Task statement: Where a line contains the word "data", copy that line in full.
-- BEGIN --
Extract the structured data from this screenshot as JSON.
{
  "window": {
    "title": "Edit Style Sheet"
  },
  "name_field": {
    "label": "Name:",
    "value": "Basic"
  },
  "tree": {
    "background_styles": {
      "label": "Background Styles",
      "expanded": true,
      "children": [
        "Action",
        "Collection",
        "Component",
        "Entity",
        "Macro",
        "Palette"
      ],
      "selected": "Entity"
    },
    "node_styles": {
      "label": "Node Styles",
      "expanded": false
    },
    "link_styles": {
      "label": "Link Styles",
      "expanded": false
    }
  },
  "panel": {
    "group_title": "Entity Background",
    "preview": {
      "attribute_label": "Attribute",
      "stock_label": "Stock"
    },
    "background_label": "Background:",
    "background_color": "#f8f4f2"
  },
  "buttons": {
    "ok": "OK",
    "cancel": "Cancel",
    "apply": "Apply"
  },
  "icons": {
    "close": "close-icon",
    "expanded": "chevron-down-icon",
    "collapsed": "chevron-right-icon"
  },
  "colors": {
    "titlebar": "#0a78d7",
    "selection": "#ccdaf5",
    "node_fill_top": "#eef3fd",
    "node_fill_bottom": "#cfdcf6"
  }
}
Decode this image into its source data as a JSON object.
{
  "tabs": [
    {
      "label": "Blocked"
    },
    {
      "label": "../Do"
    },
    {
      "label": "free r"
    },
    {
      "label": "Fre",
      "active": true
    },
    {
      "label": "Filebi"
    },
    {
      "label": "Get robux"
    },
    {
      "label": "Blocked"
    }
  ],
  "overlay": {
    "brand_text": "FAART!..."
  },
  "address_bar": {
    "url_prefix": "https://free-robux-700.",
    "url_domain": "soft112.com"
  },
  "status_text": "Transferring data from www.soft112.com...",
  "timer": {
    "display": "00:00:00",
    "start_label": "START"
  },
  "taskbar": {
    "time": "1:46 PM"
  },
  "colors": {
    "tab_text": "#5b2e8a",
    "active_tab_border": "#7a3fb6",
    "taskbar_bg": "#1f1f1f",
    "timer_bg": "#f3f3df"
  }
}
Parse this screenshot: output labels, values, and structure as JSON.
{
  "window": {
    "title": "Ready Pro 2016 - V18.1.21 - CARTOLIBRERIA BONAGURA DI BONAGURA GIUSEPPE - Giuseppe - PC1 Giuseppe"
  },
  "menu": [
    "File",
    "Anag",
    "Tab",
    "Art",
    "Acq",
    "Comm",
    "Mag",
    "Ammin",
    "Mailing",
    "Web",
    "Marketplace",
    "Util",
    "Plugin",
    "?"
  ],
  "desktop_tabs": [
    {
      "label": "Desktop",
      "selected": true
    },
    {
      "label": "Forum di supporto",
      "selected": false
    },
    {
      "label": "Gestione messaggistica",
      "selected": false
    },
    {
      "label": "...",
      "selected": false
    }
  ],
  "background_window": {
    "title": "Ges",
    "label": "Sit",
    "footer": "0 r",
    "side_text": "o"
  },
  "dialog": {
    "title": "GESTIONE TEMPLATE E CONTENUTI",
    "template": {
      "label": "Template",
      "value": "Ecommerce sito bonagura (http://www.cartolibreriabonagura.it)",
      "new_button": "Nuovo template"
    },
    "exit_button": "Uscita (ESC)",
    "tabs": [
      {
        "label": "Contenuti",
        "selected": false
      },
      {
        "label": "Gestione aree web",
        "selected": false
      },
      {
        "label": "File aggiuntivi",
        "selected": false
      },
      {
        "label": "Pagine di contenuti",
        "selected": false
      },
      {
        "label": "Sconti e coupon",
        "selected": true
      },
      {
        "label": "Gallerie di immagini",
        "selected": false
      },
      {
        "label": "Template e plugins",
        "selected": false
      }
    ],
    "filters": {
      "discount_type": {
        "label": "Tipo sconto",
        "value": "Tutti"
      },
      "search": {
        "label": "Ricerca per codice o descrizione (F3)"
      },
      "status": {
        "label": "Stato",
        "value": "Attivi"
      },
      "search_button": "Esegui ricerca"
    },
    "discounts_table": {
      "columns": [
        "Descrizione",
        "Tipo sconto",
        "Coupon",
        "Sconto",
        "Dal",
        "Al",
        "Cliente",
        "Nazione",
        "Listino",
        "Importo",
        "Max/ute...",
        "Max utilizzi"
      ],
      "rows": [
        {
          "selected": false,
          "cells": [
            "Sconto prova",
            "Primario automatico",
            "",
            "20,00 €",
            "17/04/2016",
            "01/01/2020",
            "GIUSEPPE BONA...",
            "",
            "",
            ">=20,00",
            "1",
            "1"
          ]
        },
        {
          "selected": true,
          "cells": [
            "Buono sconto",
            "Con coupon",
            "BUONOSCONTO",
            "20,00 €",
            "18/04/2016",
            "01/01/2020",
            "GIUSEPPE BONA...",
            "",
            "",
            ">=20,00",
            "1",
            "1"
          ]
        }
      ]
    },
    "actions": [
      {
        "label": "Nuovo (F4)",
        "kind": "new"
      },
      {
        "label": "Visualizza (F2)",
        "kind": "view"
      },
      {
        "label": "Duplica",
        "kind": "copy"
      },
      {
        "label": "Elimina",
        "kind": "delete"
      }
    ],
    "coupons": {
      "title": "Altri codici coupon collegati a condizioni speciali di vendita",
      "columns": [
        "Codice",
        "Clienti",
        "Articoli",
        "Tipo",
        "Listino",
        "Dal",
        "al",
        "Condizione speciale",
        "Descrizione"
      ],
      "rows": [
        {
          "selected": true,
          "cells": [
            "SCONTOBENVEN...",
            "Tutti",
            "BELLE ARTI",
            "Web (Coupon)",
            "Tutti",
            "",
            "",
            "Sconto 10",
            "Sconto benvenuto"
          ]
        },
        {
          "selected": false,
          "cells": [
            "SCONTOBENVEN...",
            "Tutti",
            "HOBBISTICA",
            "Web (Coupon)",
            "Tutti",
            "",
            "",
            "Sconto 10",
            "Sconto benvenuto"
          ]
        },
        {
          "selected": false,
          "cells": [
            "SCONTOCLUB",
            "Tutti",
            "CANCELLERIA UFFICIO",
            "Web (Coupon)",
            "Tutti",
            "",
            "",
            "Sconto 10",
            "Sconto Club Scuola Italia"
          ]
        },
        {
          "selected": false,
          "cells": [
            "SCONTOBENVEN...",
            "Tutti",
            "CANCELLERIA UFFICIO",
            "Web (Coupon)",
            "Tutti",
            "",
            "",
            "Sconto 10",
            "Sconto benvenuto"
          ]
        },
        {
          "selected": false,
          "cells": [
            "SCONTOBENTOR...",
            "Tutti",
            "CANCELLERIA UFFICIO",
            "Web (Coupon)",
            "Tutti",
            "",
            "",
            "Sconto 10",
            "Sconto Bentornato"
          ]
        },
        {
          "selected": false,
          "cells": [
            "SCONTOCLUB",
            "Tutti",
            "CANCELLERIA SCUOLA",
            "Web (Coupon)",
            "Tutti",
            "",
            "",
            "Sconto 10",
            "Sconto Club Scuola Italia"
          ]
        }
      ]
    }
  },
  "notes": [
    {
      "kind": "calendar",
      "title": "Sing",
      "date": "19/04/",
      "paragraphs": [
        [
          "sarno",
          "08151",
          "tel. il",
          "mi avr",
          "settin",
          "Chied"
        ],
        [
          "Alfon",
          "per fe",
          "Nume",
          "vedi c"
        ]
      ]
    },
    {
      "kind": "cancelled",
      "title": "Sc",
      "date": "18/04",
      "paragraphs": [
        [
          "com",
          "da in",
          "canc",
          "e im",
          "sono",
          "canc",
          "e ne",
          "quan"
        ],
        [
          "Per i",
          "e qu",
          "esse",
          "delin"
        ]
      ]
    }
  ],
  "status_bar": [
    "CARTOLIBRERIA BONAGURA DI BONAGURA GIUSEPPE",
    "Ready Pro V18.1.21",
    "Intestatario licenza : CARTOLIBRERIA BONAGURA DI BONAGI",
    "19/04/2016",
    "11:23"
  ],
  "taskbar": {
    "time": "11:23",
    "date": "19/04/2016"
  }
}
-- END --
Expected output:
Extract the structured data from this screenshot as JSON.
Decode this image into its source data as a JSON object.
  "status_text": "Transferring data from www.soft112.com...",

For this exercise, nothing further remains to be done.